_Challenge_.
Look below for the line that contains "Output the text content of this document.", then quote it and all the lines after it, exactly, with the pictures left out.

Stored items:

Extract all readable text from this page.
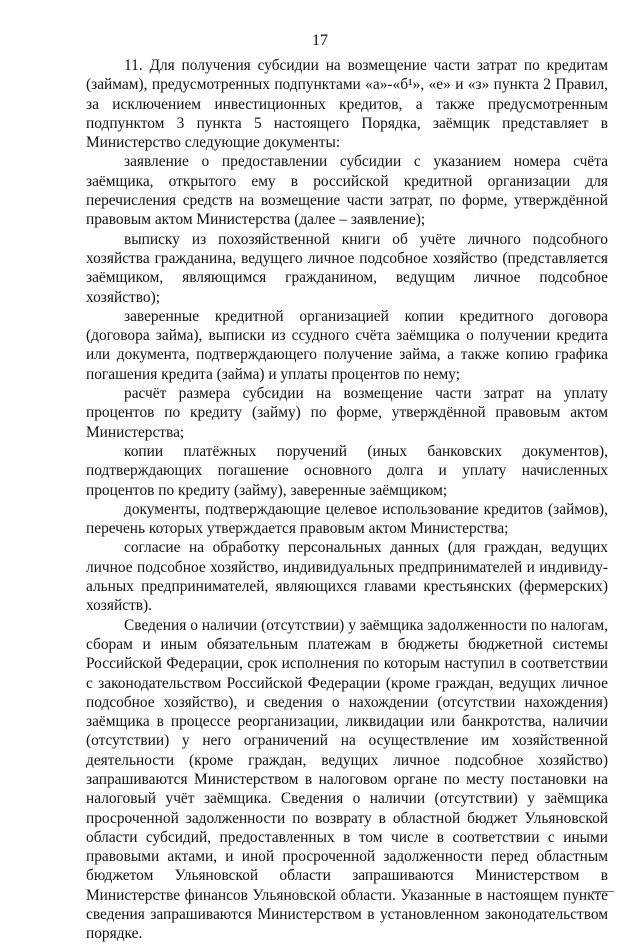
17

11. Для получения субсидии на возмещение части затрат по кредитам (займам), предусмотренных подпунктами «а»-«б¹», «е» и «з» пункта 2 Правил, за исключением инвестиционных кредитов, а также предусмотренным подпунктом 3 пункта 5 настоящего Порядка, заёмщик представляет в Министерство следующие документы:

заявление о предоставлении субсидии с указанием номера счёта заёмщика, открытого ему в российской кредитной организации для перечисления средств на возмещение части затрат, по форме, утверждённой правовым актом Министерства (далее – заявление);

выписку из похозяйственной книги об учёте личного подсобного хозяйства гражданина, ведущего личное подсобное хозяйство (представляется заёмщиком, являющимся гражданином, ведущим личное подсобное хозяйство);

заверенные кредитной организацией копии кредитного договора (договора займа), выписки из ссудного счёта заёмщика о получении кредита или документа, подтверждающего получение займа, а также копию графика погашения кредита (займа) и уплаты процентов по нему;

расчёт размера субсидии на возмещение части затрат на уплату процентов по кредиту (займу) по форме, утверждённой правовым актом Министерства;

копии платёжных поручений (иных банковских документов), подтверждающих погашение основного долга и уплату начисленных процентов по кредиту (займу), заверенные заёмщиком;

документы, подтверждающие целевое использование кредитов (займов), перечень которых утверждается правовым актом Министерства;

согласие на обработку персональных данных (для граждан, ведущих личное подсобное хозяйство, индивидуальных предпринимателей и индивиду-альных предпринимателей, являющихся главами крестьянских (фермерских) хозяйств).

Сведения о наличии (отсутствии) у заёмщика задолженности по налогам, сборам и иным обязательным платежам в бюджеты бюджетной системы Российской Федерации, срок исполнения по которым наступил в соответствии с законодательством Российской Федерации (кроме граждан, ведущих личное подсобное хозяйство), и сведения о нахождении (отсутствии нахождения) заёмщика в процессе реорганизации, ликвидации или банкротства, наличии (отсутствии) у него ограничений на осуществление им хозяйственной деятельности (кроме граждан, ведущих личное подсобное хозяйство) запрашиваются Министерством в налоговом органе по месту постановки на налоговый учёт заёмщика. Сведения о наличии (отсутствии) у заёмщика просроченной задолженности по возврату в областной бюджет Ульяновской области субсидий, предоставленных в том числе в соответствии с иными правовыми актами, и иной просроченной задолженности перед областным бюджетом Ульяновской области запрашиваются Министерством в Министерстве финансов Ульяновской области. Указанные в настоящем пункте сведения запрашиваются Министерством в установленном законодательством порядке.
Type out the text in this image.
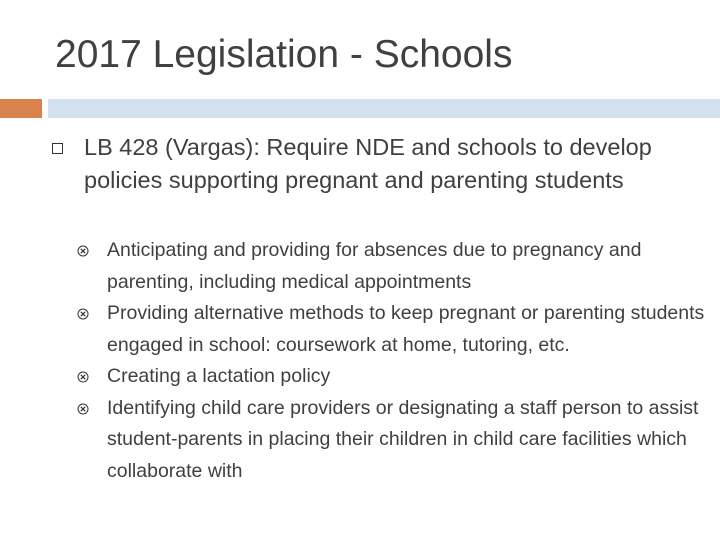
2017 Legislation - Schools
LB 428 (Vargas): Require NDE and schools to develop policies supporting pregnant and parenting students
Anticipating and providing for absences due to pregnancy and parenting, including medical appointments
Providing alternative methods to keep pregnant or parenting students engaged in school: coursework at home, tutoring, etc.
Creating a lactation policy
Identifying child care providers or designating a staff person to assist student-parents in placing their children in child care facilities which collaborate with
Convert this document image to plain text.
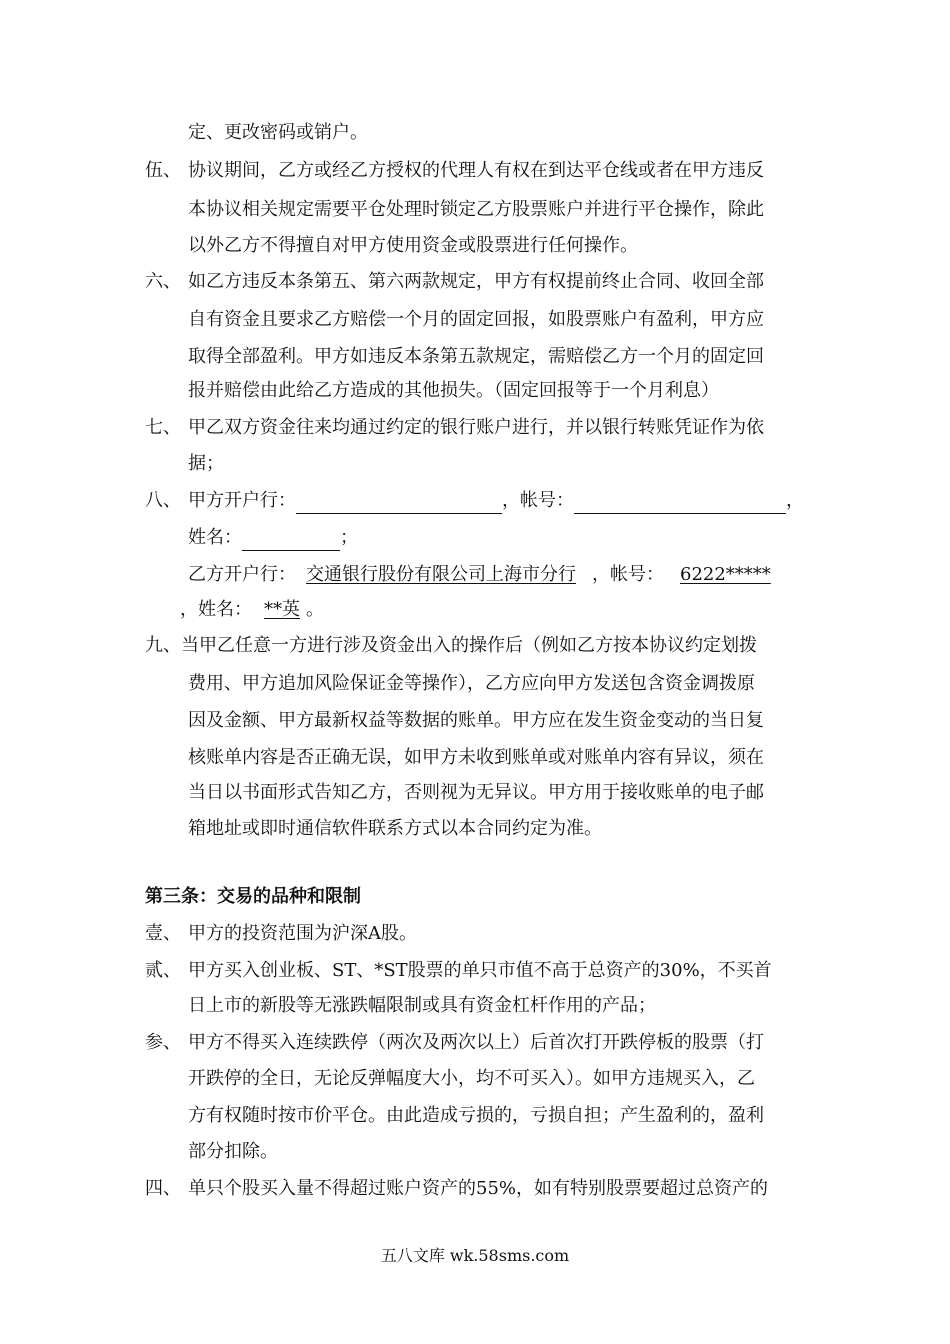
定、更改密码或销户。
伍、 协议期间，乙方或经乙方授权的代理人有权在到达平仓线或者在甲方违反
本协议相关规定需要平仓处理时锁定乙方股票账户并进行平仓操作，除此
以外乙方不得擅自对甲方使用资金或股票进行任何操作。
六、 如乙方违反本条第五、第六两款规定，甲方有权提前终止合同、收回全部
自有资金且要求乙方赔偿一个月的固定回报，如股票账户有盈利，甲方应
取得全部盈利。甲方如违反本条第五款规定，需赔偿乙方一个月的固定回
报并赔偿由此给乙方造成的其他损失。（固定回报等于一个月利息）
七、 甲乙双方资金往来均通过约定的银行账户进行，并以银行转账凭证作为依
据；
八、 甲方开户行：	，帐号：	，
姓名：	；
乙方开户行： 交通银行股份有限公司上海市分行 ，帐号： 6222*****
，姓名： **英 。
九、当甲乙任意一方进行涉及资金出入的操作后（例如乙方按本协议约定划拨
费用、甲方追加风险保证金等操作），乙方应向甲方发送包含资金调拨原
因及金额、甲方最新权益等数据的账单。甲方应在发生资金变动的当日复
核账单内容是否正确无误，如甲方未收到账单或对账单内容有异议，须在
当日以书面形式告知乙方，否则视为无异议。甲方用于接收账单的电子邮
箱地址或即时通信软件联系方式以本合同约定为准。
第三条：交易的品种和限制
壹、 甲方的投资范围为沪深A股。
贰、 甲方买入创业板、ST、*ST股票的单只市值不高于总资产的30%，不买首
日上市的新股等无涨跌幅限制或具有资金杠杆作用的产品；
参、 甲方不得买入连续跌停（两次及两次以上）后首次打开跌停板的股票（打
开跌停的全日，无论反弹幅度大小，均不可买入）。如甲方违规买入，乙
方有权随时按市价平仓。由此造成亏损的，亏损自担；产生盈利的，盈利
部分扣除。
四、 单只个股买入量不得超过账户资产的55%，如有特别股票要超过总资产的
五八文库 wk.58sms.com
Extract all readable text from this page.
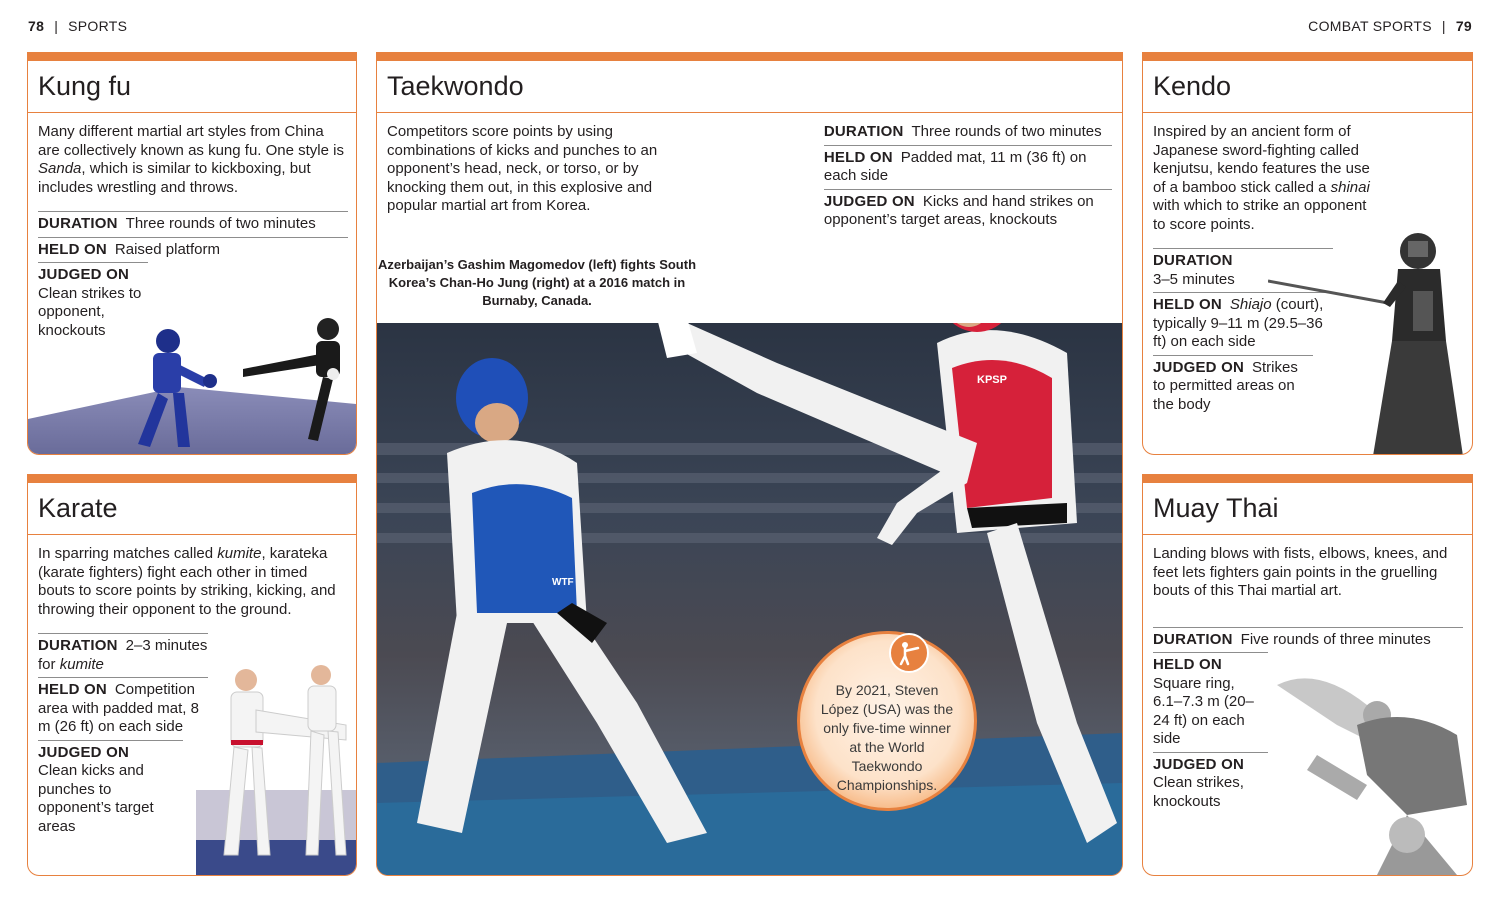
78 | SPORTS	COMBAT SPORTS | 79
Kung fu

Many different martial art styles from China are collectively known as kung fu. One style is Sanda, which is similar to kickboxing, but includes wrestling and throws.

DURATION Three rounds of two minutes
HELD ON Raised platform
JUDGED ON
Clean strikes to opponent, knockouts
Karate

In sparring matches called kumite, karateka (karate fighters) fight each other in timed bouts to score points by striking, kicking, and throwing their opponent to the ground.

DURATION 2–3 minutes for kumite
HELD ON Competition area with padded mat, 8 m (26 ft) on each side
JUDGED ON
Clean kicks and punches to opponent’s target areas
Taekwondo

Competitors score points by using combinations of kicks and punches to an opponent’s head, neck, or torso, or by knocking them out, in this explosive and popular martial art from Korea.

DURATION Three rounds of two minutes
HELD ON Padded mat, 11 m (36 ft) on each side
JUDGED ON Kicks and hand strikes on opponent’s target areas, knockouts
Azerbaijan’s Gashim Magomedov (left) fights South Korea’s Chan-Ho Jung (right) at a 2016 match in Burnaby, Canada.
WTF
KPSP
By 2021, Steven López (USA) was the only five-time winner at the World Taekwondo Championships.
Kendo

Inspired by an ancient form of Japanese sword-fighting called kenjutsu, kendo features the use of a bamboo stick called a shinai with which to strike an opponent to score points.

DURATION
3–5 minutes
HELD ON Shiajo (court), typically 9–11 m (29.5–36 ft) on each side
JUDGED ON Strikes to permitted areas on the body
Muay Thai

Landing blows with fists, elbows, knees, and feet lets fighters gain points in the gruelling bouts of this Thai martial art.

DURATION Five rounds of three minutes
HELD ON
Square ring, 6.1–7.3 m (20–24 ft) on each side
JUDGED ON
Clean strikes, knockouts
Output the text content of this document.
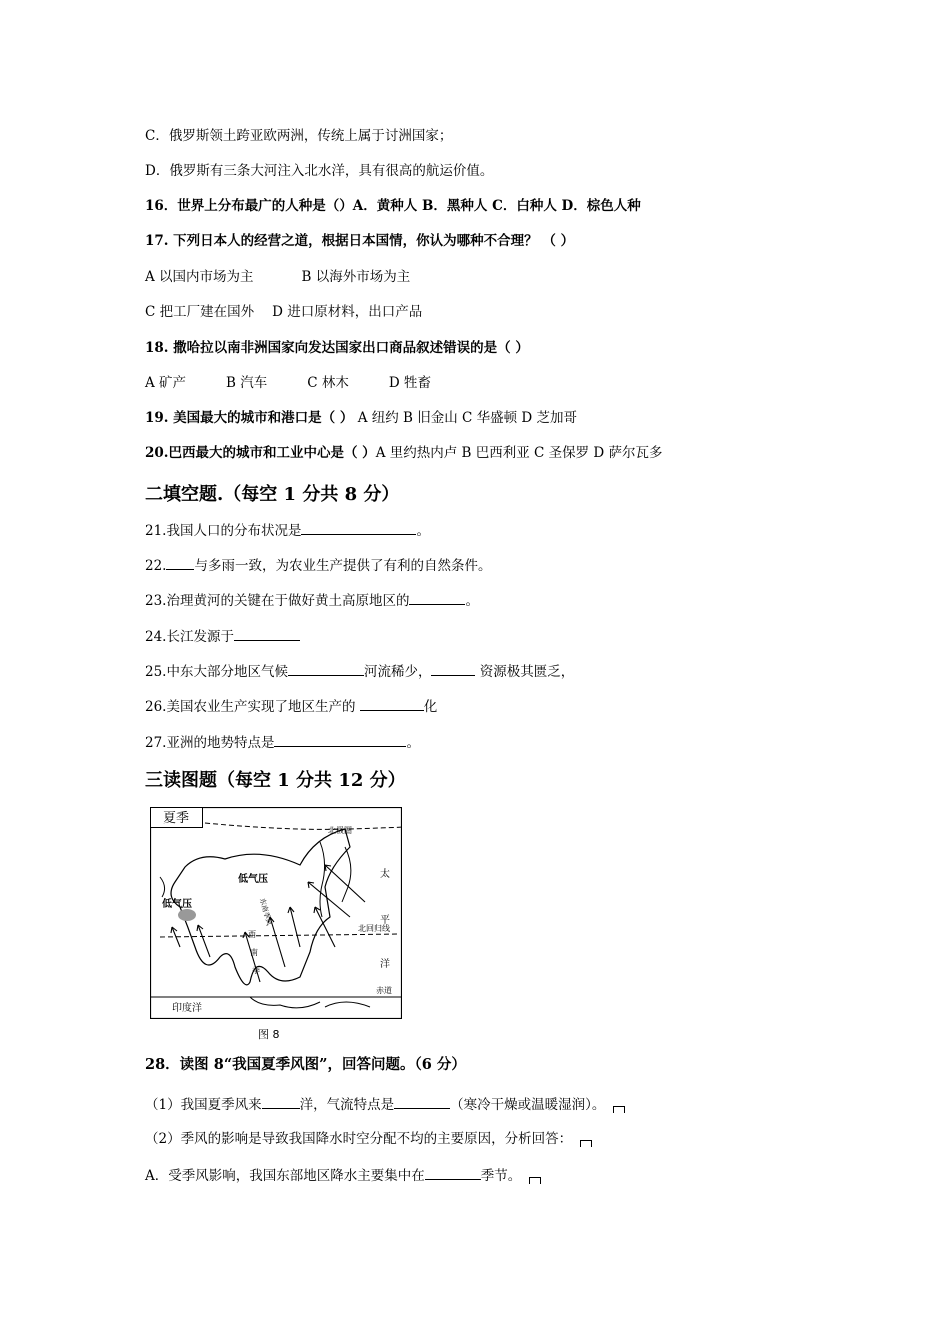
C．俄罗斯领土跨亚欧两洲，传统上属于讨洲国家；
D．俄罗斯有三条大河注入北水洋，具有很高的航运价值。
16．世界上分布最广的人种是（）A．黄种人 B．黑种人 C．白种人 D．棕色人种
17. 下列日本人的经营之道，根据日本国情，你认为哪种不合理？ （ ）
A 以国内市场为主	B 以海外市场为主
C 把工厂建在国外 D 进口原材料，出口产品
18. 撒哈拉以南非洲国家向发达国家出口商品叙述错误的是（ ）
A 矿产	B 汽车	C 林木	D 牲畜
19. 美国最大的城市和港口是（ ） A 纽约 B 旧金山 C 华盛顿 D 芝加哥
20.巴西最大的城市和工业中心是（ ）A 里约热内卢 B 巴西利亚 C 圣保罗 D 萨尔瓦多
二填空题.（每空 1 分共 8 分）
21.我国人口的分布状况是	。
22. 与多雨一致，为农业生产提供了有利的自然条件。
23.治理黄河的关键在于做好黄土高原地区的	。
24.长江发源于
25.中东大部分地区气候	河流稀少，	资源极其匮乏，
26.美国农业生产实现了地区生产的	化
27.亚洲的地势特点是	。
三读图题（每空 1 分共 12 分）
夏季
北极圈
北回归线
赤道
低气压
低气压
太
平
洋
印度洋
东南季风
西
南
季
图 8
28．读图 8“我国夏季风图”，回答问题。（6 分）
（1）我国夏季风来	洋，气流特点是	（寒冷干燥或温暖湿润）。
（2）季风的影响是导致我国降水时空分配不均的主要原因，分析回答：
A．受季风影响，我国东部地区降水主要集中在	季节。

_Solved exercise_.
Output the text content of this document.
C．俄罗斯领土跨亚欧两洲，传统上属于讨洲国家；
D．俄罗斯有三条大河注入北水洋，具有很高的航运价值。
16．世界上分布最广的人种是（）A．黄种人 B．黑种人 C．白种人 D．棕色人种
17. 下列日本人的经营之道，根据日本国情，你认为哪种不合理？ （ ）
A 以国内市场为主	B 以海外市场为主
C 把工厂建在国外 D 进口原材料，出口产品
18. 撒哈拉以南非洲国家向发达国家出口商品叙述错误的是（ ）
A 矿产	B 汽车	C 林木	D 牲畜
19. 美国最大的城市和港口是（ ） A 纽约 B 旧金山 C 华盛顿 D 芝加哥
20.巴西最大的城市和工业中心是（ ）A 里约热内卢 B 巴西利亚 C 圣保罗 D 萨尔瓦多
二填空题.（每空 1 分共 8 分）
21.我国人口的分布状况是	。
22. 与多雨一致，为农业生产提供了有利的自然条件。
23.治理黄河的关键在于做好黄土高原地区的	。
24.长江发源于
25.中东大部分地区气候	河流稀少，	资源极其匮乏，
26.美国农业生产实现了地区生产的	化
27.亚洲的地势特点是	。
三读图题（每空 1 分共 12 分）
夏季
北极圈
北回归线
赤道
低气压
低气压
太
平
洋
印度洋
东南季风
西
南
季
图 8
28．读图 8“我国夏季风图”，回答问题。（6 分）
（1）我国夏季风来	洋，气流特点是	（寒冷干燥或温暖湿润）。
（2）季风的影响是导致我国降水时空分配不均的主要原因，分析回答：
A．受季风影响，我国东部地区降水主要集中在	季节。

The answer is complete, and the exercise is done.